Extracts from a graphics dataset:
• • • • •

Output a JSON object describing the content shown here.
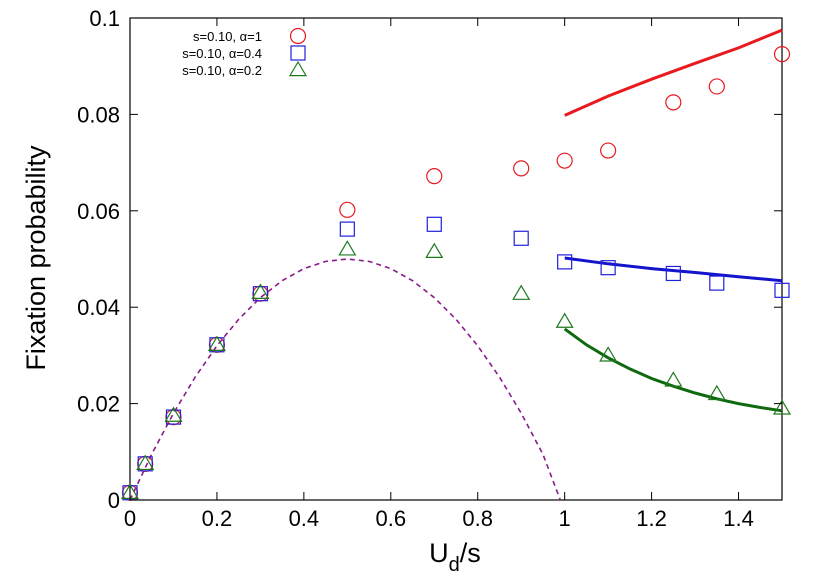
{
  "chart_data": {
    "type": "scatter",
    "xlabel": "U",
    "xlabel_sub": "d",
    "xlabel_suffix": "/s",
    "ylabel": "Fixation probability",
    "xlim": [
      0,
      1.5
    ],
    "ylim": [
      0,
      0.1
    ],
    "xticks": [
      0,
      0.2,
      0.4,
      0.6,
      0.8,
      1,
      1.2,
      1.4
    ],
    "xtick_labels": [
      "0",
      "0.2",
      "0.4",
      "0.6",
      "0.8",
      "1",
      "1.2",
      "1.4"
    ],
    "yticks": [
      0,
      0.02,
      0.04,
      0.06,
      0.08,
      0.1
    ],
    "ytick_labels": [
      "0",
      "0.02",
      "0.04",
      "0.06",
      "0.08",
      "0.1"
    ],
    "grid": false,
    "legend_position": "top-left",
    "series": [
      {
        "name": "s=0.10, α=1",
        "marker": "circle",
        "color": "#e8191f",
        "x": [
          0,
          0.035,
          0.1,
          0.2,
          0.3,
          0.5,
          0.7,
          0.9,
          1.0,
          1.1,
          1.25,
          1.35,
          1.5
        ],
        "y": [
          0.0015,
          0.0075,
          0.0172,
          0.0322,
          0.0428,
          0.0602,
          0.0672,
          0.0688,
          0.0704,
          0.0725,
          0.0825,
          0.0858,
          0.0925
        ]
      },
      {
        "name": "s=0.10, α=0.4",
        "marker": "square",
        "color": "#2020dd",
        "x": [
          0,
          0.035,
          0.1,
          0.2,
          0.3,
          0.5,
          0.7,
          0.9,
          1.0,
          1.1,
          1.25,
          1.35,
          1.5
        ],
        "y": [
          0.0015,
          0.0075,
          0.0172,
          0.0322,
          0.0428,
          0.0562,
          0.0572,
          0.0543,
          0.0494,
          0.0482,
          0.047,
          0.045,
          0.0435
        ]
      },
      {
        "name": "s=0.10, α=0.2",
        "marker": "triangle",
        "color": "#1e7a1e",
        "x": [
          0,
          0.035,
          0.1,
          0.2,
          0.3,
          0.5,
          0.7,
          0.9,
          1.0,
          1.1,
          1.25,
          1.35,
          1.5
        ],
        "y": [
          0.0015,
          0.0075,
          0.0175,
          0.0322,
          0.043,
          0.052,
          0.0515,
          0.0428,
          0.037,
          0.03,
          0.0248,
          0.022,
          0.019
        ]
      }
    ],
    "curves": [
      {
        "style": "dashed",
        "color": "#8b1a8b",
        "x": [
          0,
          0.05,
          0.1,
          0.15,
          0.2,
          0.25,
          0.3,
          0.35,
          0.4,
          0.45,
          0.5,
          0.55,
          0.6,
          0.65,
          0.7,
          0.75,
          0.8,
          0.85,
          0.9,
          0.95,
          0.99
        ],
        "y": [
          0.0,
          0.0095,
          0.018,
          0.0255,
          0.032,
          0.0375,
          0.042,
          0.0455,
          0.048,
          0.0495,
          0.05,
          0.0495,
          0.048,
          0.0455,
          0.042,
          0.0375,
          0.032,
          0.0255,
          0.018,
          0.0095,
          0.0
        ]
      },
      {
        "style": "solid",
        "color": "#e8191f",
        "x": [
          1.0,
          1.1,
          1.2,
          1.3,
          1.4,
          1.5
        ],
        "y": [
          0.0798,
          0.0838,
          0.0873,
          0.0906,
          0.0938,
          0.0975
        ]
      },
      {
        "style": "solid",
        "color": "#1414cc",
        "x": [
          1.0,
          1.1,
          1.2,
          1.3,
          1.4,
          1.5
        ],
        "y": [
          0.0502,
          0.049,
          0.048,
          0.0472,
          0.0463,
          0.0455
        ]
      },
      {
        "style": "solid",
        "color": "#0f6a0f",
        "x": [
          1.0,
          1.05,
          1.1,
          1.15,
          1.2,
          1.25,
          1.3,
          1.35,
          1.4,
          1.45,
          1.5
        ],
        "y": [
          0.0355,
          0.0322,
          0.0295,
          0.0272,
          0.0252,
          0.0236,
          0.0222,
          0.021,
          0.02,
          0.0192,
          0.0185
        ]
      }
    ]
  }
}
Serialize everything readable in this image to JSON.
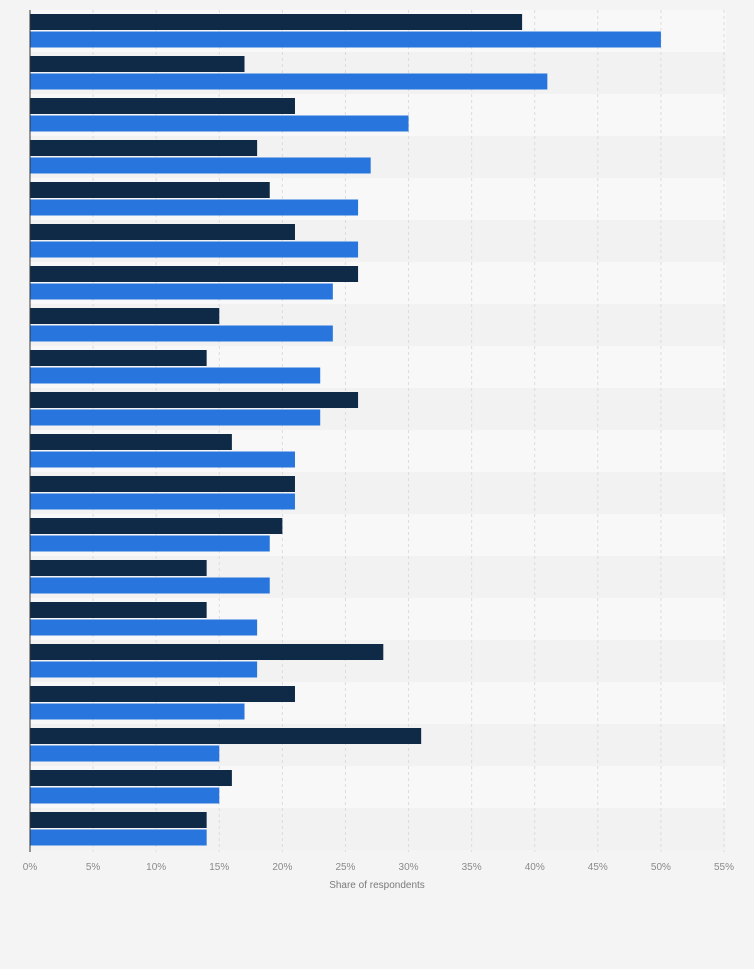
{
  "chart_data": {
    "type": "bar",
    "orientation": "horizontal",
    "title": "",
    "xlabel": "Share of respondents",
    "ylabel": "",
    "xlim": [
      0,
      55
    ],
    "x_tick_values": [
      0,
      5,
      10,
      15,
      20,
      25,
      30,
      35,
      40,
      45,
      50,
      55
    ],
    "x_tick_labels": [
      "0%",
      "5%",
      "10%",
      "15%",
      "20%",
      "25%",
      "30%",
      "35%",
      "40%",
      "45%",
      "50%",
      "55%"
    ],
    "grid": true,
    "legend": "none",
    "categories": [
      "",
      "",
      "",
      "",
      "",
      "",
      "",
      "",
      "",
      "",
      "",
      "",
      "",
      "",
      "",
      "",
      "",
      "",
      "",
      ""
    ],
    "series": [
      {
        "color": "#0f2a47",
        "values": [
          39,
          17,
          21,
          18,
          19,
          21,
          26,
          15,
          14,
          26,
          16,
          21,
          20,
          14,
          14,
          28,
          21,
          31,
          16,
          14
        ]
      },
      {
        "color": "#2876dd",
        "values": [
          50,
          41,
          30,
          27,
          26,
          26,
          24,
          24,
          23,
          23,
          21,
          21,
          19,
          19,
          18,
          18,
          17,
          15,
          15,
          14
        ]
      }
    ]
  },
  "colors": {
    "background": "#f4f4f5",
    "band_light": "#f8f8f9",
    "band_dark": "#f2f2f3",
    "gridline": "#dcdcde",
    "axis_line": "#333333"
  }
}
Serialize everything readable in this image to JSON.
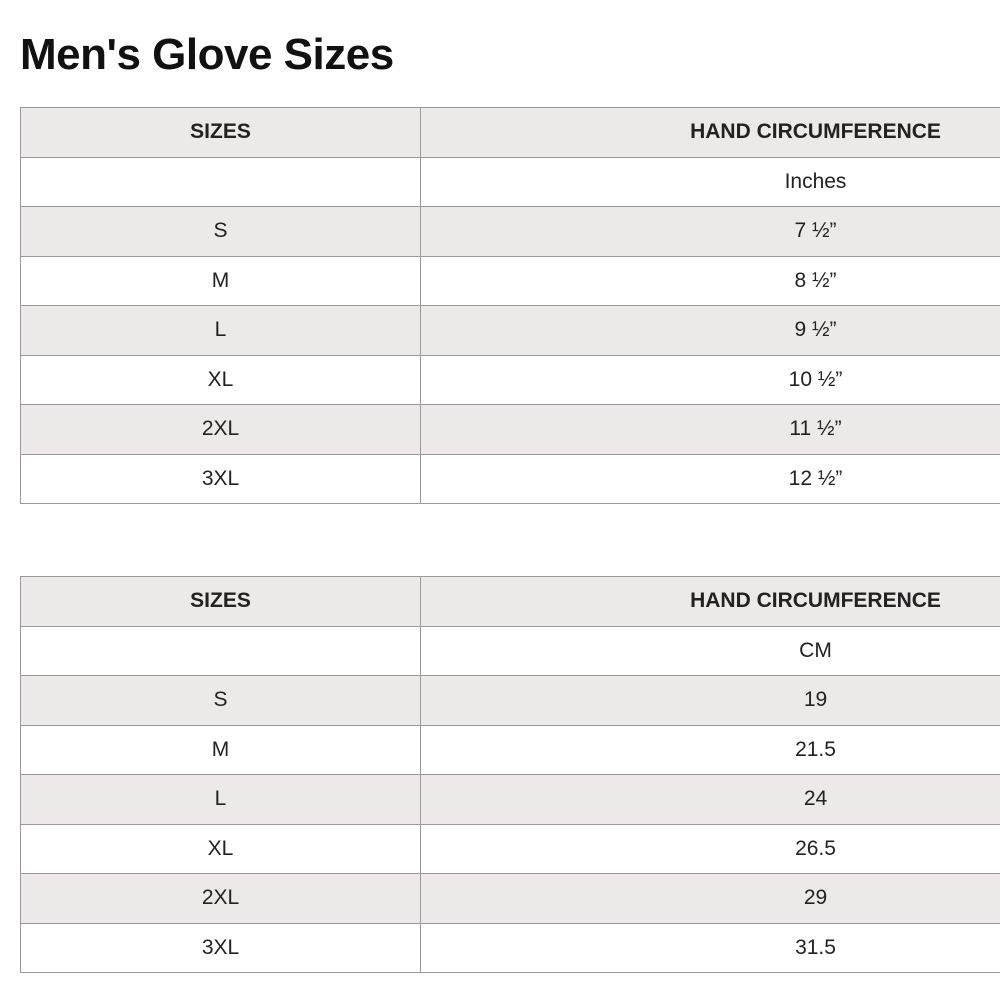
{
  "title": "Men's Glove Sizes",
  "tables": [
    {
      "header": [
        "SIZES",
        "HAND CIRCUMFERENCE"
      ],
      "unit": "Inches",
      "rows": [
        [
          "S",
          "7 ½”"
        ],
        [
          "M",
          "8 ½”"
        ],
        [
          "L",
          "9 ½”"
        ],
        [
          "XL",
          "10 ½”"
        ],
        [
          "2XL",
          "11 ½”"
        ],
        [
          "3XL",
          "12 ½”"
        ]
      ]
    },
    {
      "header": [
        "SIZES",
        "HAND CIRCUMFERENCE"
      ],
      "unit": "CM",
      "rows": [
        [
          "S",
          "19"
        ],
        [
          "M",
          "21.5"
        ],
        [
          "L",
          "24"
        ],
        [
          "XL",
          "26.5"
        ],
        [
          "2XL",
          "29"
        ],
        [
          "3XL",
          "31.5"
        ]
      ]
    }
  ]
}
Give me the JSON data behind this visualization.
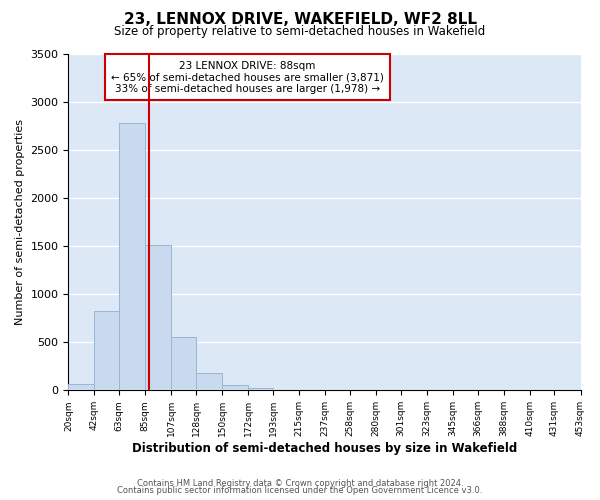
{
  "title": "23, LENNOX DRIVE, WAKEFIELD, WF2 8LL",
  "subtitle": "Size of property relative to semi-detached houses in Wakefield",
  "xlabel": "Distribution of semi-detached houses by size in Wakefield",
  "ylabel": "Number of semi-detached properties",
  "bin_labels": [
    "20sqm",
    "42sqm",
    "63sqm",
    "85sqm",
    "107sqm",
    "128sqm",
    "150sqm",
    "172sqm",
    "193sqm",
    "215sqm",
    "237sqm",
    "258sqm",
    "280sqm",
    "301sqm",
    "323sqm",
    "345sqm",
    "366sqm",
    "388sqm",
    "410sqm",
    "431sqm",
    "453sqm"
  ],
  "bar_values": [
    65,
    830,
    2780,
    1510,
    555,
    185,
    55,
    25,
    0,
    0,
    0,
    0,
    0,
    0,
    0,
    0,
    0,
    0,
    0,
    0
  ],
  "bar_color": "#c9d9ee",
  "bar_edge_color": "#9ab5d5",
  "property_line_x": 88,
  "property_line_color": "#cc0000",
  "annotation_title": "23 LENNOX DRIVE: 88sqm",
  "annotation_line1": "← 65% of semi-detached houses are smaller (3,871)",
  "annotation_line2": "33% of semi-detached houses are larger (1,978) →",
  "annotation_box_color": "#ffffff",
  "annotation_box_edge": "#cc0000",
  "ylim": [
    0,
    3500
  ],
  "yticks": [
    0,
    500,
    1000,
    1500,
    2000,
    2500,
    3000,
    3500
  ],
  "plot_bg_color": "#dce8f5",
  "grid_color": "#ffffff",
  "footer1": "Contains HM Land Registry data © Crown copyright and database right 2024.",
  "footer2": "Contains public sector information licensed under the Open Government Licence v3.0."
}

• • • • •

The exercise: Write out, exactly as given, the line containing "Give me the" and every line after it through the end, with no pictures.

Result:
Give me the JSON data behind this visualization.
{
  "title": "23, LENNOX DRIVE, WAKEFIELD, WF2 8LL",
  "subtitle": "Size of property relative to semi-detached houses in Wakefield",
  "xlabel": "Distribution of semi-detached houses by size in Wakefield",
  "ylabel": "Number of semi-detached properties",
  "bin_labels": [
    "20sqm",
    "42sqm",
    "63sqm",
    "85sqm",
    "107sqm",
    "128sqm",
    "150sqm",
    "172sqm",
    "193sqm",
    "215sqm",
    "237sqm",
    "258sqm",
    "280sqm",
    "301sqm",
    "323sqm",
    "345sqm",
    "366sqm",
    "388sqm",
    "410sqm",
    "431sqm",
    "453sqm"
  ],
  "bar_values": [
    65,
    830,
    2780,
    1510,
    555,
    185,
    55,
    25,
    0,
    0,
    0,
    0,
    0,
    0,
    0,
    0,
    0,
    0,
    0,
    0
  ],
  "bar_color": "#c9d9ee",
  "bar_edge_color": "#9ab5d5",
  "property_line_x": 88,
  "property_line_color": "#cc0000",
  "annotation_title": "23 LENNOX DRIVE: 88sqm",
  "annotation_line1": "← 65% of semi-detached houses are smaller (3,871)",
  "annotation_line2": "33% of semi-detached houses are larger (1,978) →",
  "annotation_box_color": "#ffffff",
  "annotation_box_edge": "#cc0000",
  "ylim": [
    0,
    3500
  ],
  "yticks": [
    0,
    500,
    1000,
    1500,
    2000,
    2500,
    3000,
    3500
  ],
  "plot_bg_color": "#dce8f5",
  "grid_color": "#ffffff",
  "footer1": "Contains HM Land Registry data © Crown copyright and database right 2024.",
  "footer2": "Contains public sector information licensed under the Open Government Licence v3.0."
}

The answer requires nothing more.